• Supplied material:

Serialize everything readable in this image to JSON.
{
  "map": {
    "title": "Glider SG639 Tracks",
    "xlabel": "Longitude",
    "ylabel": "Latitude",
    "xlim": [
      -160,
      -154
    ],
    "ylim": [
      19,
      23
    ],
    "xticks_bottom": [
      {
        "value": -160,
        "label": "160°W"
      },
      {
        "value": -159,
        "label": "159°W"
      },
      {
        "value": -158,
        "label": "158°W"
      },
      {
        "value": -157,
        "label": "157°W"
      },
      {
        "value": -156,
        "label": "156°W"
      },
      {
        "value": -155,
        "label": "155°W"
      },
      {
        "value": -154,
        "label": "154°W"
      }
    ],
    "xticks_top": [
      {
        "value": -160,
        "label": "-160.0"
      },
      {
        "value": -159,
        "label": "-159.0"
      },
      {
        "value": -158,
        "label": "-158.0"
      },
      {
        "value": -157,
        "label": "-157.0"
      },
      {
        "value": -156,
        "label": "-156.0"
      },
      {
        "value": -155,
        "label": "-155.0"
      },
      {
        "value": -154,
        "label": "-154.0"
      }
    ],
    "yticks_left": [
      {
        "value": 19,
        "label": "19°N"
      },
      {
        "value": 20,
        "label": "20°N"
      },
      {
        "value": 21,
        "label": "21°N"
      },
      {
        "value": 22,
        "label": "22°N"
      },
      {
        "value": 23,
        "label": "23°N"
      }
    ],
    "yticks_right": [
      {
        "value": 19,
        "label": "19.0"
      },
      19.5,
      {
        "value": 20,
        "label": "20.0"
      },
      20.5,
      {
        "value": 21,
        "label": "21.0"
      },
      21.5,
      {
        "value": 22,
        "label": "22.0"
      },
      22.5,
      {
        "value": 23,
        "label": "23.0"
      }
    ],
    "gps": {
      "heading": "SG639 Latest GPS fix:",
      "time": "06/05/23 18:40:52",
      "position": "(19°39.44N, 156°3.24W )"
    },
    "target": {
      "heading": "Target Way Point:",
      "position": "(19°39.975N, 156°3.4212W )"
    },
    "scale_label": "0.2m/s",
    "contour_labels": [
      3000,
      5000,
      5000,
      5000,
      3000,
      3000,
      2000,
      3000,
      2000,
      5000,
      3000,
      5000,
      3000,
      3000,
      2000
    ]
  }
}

• Exercise prompt: Transcribe all lines as written.

• Solution for this problem:
Serialize everything readable in this image to JSON.
{
  "map": {
    "title": "Glider SG639 Tracks",
    "xlabel": "Longitude",
    "ylabel": "Latitude",
    "xlim": [
      -160,
      -154
    ],
    "ylim": [
      19,
      23
    ],
    "xticks_bottom": [
      {
        "value": -160,
        "label": "160°W"
      },
      {
        "value": -159,
        "label": "159°W"
      },
      {
        "value": -158,
        "label": "158°W"
      },
      {
        "value": -157,
        "label": "157°W"
      },
      {
        "value": -156,
        "label": "156°W"
      },
      {
        "value": -155,
        "label": "155°W"
      },
      {
        "value": -154,
        "label": "154°W"
      }
    ],
    "xticks_top": [
      {
        "value": -160,
        "label": "-160.0"
      },
      {
        "value": -159,
        "label": "-159.0"
      },
      {
        "value": -158,
        "label": "-158.0"
      },
      {
        "value": -157,
        "label": "-157.0"
      },
      {
        "value": -156,
        "label": "-156.0"
      },
      {
        "value": -155,
        "label": "-155.0"
      },
      {
        "value": -154,
        "label": "-154.0"
      }
    ],
    "yticks_left": [
      {
        "value": 19,
        "label": "19°N"
      },
      {
        "value": 20,
        "label": "20°N"
      },
      {
        "value": 21,
        "label": "21°N"
      },
      {
        "value": 22,
        "label": "22°N"
      },
      {
        "value": 23,
        "label": "23°N"
      }
    ],
    "yticks_right": [
      {
        "value": 19,
        "label": "19.0"
      },
      19.5,
      {
        "value": 20,
        "label": "20.0"
      },
      20.5,
      {
        "value": 21,
        "label": "21.0"
      },
      21.5,
      {
        "value": 22,
        "label": "22.0"
      },
      22.5,
      {
        "value": 23,
        "label": "23.0"
      }
    ],
    "gps": {
      "heading": "SG639 Latest GPS fix:",
      "time": "06/05/23 18:40:52",
      "position": "(19°39.44N, 156°3.24W )"
    },
    "target": {
      "heading": "Target Way Point:",
      "position": "(19°39.975N, 156°3.4212W )"
    },
    "scale_label": "0.2m/s",
    "contour_labels": [
      3000,
      5000,
      5000,
      5000,
      3000,
      3000,
      2000,
      3000,
      2000,
      5000,
      3000,
      5000,
      3000,
      3000,
      2000
    ]
  }
}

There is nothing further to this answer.